◆ **Written exercise**
Repeat each record below exactly, dropping the pictures.

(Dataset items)
┄┄┄┄┄┄

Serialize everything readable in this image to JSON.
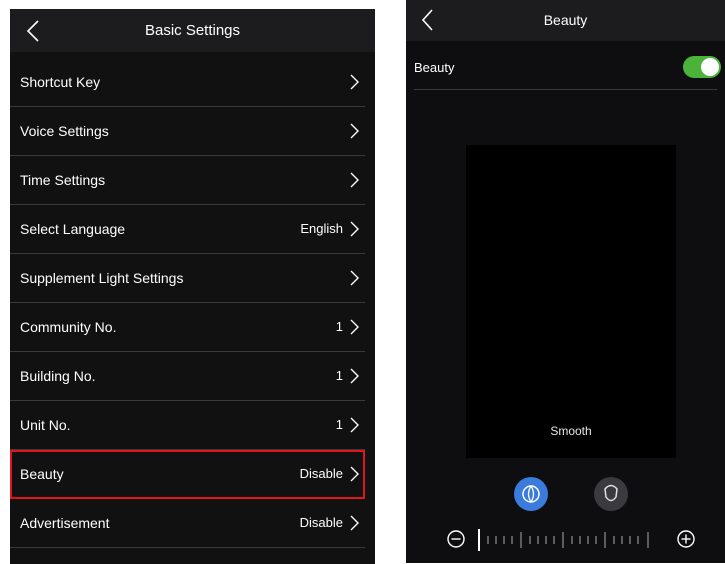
{
  "left_screen": {
    "header": {
      "title": "Basic Settings"
    },
    "items": [
      {
        "label": "Shortcut Key",
        "value": ""
      },
      {
        "label": "Voice Settings",
        "value": ""
      },
      {
        "label": "Time Settings",
        "value": ""
      },
      {
        "label": "Select Language",
        "value": "English"
      },
      {
        "label": "Supplement Light Settings",
        "value": ""
      },
      {
        "label": "Community No.",
        "value": "1"
      },
      {
        "label": "Building No.",
        "value": "1"
      },
      {
        "label": "Unit No.",
        "value": "1"
      },
      {
        "label": "Beauty",
        "value": "Disable",
        "highlighted": true
      },
      {
        "label": "Advertisement",
        "value": "Disable"
      }
    ]
  },
  "right_screen": {
    "header": {
      "title": "Beauty"
    },
    "toggle": {
      "label": "Beauty",
      "state": "on"
    },
    "preview": {
      "caption": "Smooth"
    },
    "modes": [
      {
        "icon": "smooth-mode-icon",
        "selected": true
      },
      {
        "icon": "face-shape-icon",
        "selected": false
      }
    ],
    "slider": {
      "level": 0.0
    }
  },
  "colors": {
    "background": "#111112",
    "header": "#1c1c1f",
    "highlight_border": "#e0141b",
    "toggle_on": "#4cb33a",
    "mode_selected": "#3a7bdc"
  }
}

┄┄┄┄┄┄

◆ **The answer**
Serialize everything readable in this image to JSON.
{
  "left_screen": {
    "header": {
      "title": "Basic Settings"
    },
    "items": [
      {
        "label": "Shortcut Key",
        "value": ""
      },
      {
        "label": "Voice Settings",
        "value": ""
      },
      {
        "label": "Time Settings",
        "value": ""
      },
      {
        "label": "Select Language",
        "value": "English"
      },
      {
        "label": "Supplement Light Settings",
        "value": ""
      },
      {
        "label": "Community No.",
        "value": "1"
      },
      {
        "label": "Building No.",
        "value": "1"
      },
      {
        "label": "Unit No.",
        "value": "1"
      },
      {
        "label": "Beauty",
        "value": "Disable",
        "highlighted": true
      },
      {
        "label": "Advertisement",
        "value": "Disable"
      }
    ]
  },
  "right_screen": {
    "header": {
      "title": "Beauty"
    },
    "toggle": {
      "label": "Beauty",
      "state": "on"
    },
    "preview": {
      "caption": "Smooth"
    },
    "modes": [
      {
        "icon": "smooth-mode-icon",
        "selected": true
      },
      {
        "icon": "face-shape-icon",
        "selected": false
      }
    ],
    "slider": {
      "level": 0.0
    }
  },
  "colors": {
    "background": "#111112",
    "header": "#1c1c1f",
    "highlight_border": "#e0141b",
    "toggle_on": "#4cb33a",
    "mode_selected": "#3a7bdc"
  }
}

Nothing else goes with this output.